What the task requires: Below are records to be output exactly, every one of them.

:::::

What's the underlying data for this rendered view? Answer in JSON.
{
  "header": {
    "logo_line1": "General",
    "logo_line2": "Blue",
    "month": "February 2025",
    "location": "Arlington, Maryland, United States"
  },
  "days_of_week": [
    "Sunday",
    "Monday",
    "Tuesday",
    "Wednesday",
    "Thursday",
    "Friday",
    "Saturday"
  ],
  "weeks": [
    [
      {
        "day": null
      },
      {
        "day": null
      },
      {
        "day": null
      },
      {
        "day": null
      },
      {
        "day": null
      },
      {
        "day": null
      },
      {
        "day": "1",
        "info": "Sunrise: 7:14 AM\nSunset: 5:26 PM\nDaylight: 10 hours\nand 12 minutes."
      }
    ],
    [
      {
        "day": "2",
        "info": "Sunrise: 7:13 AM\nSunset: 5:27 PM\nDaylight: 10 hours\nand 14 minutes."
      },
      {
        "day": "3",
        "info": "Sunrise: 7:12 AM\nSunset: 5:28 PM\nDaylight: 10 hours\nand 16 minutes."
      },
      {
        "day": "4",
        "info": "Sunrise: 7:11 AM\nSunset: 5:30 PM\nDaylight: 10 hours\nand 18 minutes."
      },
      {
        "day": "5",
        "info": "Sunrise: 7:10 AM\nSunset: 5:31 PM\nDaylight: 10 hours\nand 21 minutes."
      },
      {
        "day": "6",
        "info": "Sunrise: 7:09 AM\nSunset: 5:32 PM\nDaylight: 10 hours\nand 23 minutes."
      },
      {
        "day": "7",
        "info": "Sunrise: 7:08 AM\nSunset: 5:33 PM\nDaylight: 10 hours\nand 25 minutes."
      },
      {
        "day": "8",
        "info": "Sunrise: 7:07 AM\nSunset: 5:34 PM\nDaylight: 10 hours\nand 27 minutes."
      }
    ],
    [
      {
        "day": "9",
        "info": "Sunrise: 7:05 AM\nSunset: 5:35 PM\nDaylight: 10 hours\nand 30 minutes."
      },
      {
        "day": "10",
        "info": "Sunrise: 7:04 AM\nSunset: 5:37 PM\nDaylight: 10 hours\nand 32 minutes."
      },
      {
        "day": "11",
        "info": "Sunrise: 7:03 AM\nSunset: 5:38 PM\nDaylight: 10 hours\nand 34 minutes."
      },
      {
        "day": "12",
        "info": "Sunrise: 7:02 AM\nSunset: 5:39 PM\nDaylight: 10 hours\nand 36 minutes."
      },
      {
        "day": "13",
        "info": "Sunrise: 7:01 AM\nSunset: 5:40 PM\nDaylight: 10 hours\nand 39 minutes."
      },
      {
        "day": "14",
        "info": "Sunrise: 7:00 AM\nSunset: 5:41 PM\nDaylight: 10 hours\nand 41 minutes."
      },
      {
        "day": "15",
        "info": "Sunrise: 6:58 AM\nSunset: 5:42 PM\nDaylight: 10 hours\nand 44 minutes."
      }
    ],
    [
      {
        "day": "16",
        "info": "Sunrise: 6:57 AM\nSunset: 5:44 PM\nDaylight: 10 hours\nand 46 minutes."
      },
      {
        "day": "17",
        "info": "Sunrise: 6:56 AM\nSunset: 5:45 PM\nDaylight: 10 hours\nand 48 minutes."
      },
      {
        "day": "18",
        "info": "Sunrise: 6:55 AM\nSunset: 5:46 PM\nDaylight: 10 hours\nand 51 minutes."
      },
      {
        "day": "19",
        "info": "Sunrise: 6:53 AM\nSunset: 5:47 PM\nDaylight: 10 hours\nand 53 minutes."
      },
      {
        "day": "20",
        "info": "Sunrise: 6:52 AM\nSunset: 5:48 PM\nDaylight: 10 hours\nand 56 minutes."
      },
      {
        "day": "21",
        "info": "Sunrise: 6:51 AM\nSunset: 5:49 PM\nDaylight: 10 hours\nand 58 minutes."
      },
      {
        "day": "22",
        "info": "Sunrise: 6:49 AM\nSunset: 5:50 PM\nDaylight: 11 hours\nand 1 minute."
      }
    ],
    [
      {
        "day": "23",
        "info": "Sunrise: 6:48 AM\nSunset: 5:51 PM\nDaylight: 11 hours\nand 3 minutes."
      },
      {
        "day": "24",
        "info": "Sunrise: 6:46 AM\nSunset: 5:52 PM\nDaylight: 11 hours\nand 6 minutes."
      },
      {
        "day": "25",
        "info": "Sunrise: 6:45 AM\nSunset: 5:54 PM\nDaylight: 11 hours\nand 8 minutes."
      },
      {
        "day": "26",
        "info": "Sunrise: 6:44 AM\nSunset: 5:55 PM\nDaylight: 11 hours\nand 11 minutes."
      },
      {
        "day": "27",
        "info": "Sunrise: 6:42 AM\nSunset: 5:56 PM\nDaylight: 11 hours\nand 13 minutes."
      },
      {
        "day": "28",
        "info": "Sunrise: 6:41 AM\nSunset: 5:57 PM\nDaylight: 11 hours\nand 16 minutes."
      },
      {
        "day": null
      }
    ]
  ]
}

:::::

Task response:
What's the underlying data for this rendered view? Answer in JSON.
{
  "header": {
    "logo_line1": "General",
    "logo_line2": "Blue",
    "month": "February 2025",
    "location": "Arlington, Maryland, United States"
  },
  "days_of_week": [
    "Sunday",
    "Monday",
    "Tuesday",
    "Wednesday",
    "Thursday",
    "Friday",
    "Saturday"
  ],
  "weeks": [
    [
      {
        "day": null
      },
      {
        "day": null
      },
      {
        "day": null
      },
      {
        "day": null
      },
      {
        "day": null
      },
      {
        "day": null
      },
      {
        "day": "1",
        "info": "Sunrise: 7:14 AM\nSunset: 5:26 PM\nDaylight: 10 hours\nand 12 minutes."
      }
    ],
    [
      {
        "day": "2",
        "info": "Sunrise: 7:13 AM\nSunset: 5:27 PM\nDaylight: 10 hours\nand 14 minutes."
      },
      {
        "day": "3",
        "info": "Sunrise: 7:12 AM\nSunset: 5:28 PM\nDaylight: 10 hours\nand 16 minutes."
      },
      {
        "day": "4",
        "info": "Sunrise: 7:11 AM\nSunset: 5:30 PM\nDaylight: 10 hours\nand 18 minutes."
      },
      {
        "day": "5",
        "info": "Sunrise: 7:10 AM\nSunset: 5:31 PM\nDaylight: 10 hours\nand 21 minutes."
      },
      {
        "day": "6",
        "info": "Sunrise: 7:09 AM\nSunset: 5:32 PM\nDaylight: 10 hours\nand 23 minutes."
      },
      {
        "day": "7",
        "info": "Sunrise: 7:08 AM\nSunset: 5:33 PM\nDaylight: 10 hours\nand 25 minutes."
      },
      {
        "day": "8",
        "info": "Sunrise: 7:07 AM\nSunset: 5:34 PM\nDaylight: 10 hours\nand 27 minutes."
      }
    ],
    [
      {
        "day": "9",
        "info": "Sunrise: 7:05 AM\nSunset: 5:35 PM\nDaylight: 10 hours\nand 30 minutes."
      },
      {
        "day": "10",
        "info": "Sunrise: 7:04 AM\nSunset: 5:37 PM\nDaylight: 10 hours\nand 32 minutes."
      },
      {
        "day": "11",
        "info": "Sunrise: 7:03 AM\nSunset: 5:38 PM\nDaylight: 10 hours\nand 34 minutes."
      },
      {
        "day": "12",
        "info": "Sunrise: 7:02 AM\nSunset: 5:39 PM\nDaylight: 10 hours\nand 36 minutes."
      },
      {
        "day": "13",
        "info": "Sunrise: 7:01 AM\nSunset: 5:40 PM\nDaylight: 10 hours\nand 39 minutes."
      },
      {
        "day": "14",
        "info": "Sunrise: 7:00 AM\nSunset: 5:41 PM\nDaylight: 10 hours\nand 41 minutes."
      },
      {
        "day": "15",
        "info": "Sunrise: 6:58 AM\nSunset: 5:42 PM\nDaylight: 10 hours\nand 44 minutes."
      }
    ],
    [
      {
        "day": "16",
        "info": "Sunrise: 6:57 AM\nSunset: 5:44 PM\nDaylight: 10 hours\nand 46 minutes."
      },
      {
        "day": "17",
        "info": "Sunrise: 6:56 AM\nSunset: 5:45 PM\nDaylight: 10 hours\nand 48 minutes."
      },
      {
        "day": "18",
        "info": "Sunrise: 6:55 AM\nSunset: 5:46 PM\nDaylight: 10 hours\nand 51 minutes."
      },
      {
        "day": "19",
        "info": "Sunrise: 6:53 AM\nSunset: 5:47 PM\nDaylight: 10 hours\nand 53 minutes."
      },
      {
        "day": "20",
        "info": "Sunrise: 6:52 AM\nSunset: 5:48 PM\nDaylight: 10 hours\nand 56 minutes."
      },
      {
        "day": "21",
        "info": "Sunrise: 6:51 AM\nSunset: 5:49 PM\nDaylight: 10 hours\nand 58 minutes."
      },
      {
        "day": "22",
        "info": "Sunrise: 6:49 AM\nSunset: 5:50 PM\nDaylight: 11 hours\nand 1 minute."
      }
    ],
    [
      {
        "day": "23",
        "info": "Sunrise: 6:48 AM\nSunset: 5:51 PM\nDaylight: 11 hours\nand 3 minutes."
      },
      {
        "day": "24",
        "info": "Sunrise: 6:46 AM\nSunset: 5:52 PM\nDaylight: 11 hours\nand 6 minutes."
      },
      {
        "day": "25",
        "info": "Sunrise: 6:45 AM\nSunset: 5:54 PM\nDaylight: 11 hours\nand 8 minutes."
      },
      {
        "day": "26",
        "info": "Sunrise: 6:44 AM\nSunset: 5:55 PM\nDaylight: 11 hours\nand 11 minutes."
      },
      {
        "day": "27",
        "info": "Sunrise: 6:42 AM\nSunset: 5:56 PM\nDaylight: 11 hours\nand 13 minutes."
      },
      {
        "day": "28",
        "info": "Sunrise: 6:41 AM\nSunset: 5:57 PM\nDaylight: 11 hours\nand 16 minutes."
      },
      {
        "day": null
      }
    ]
  ]
}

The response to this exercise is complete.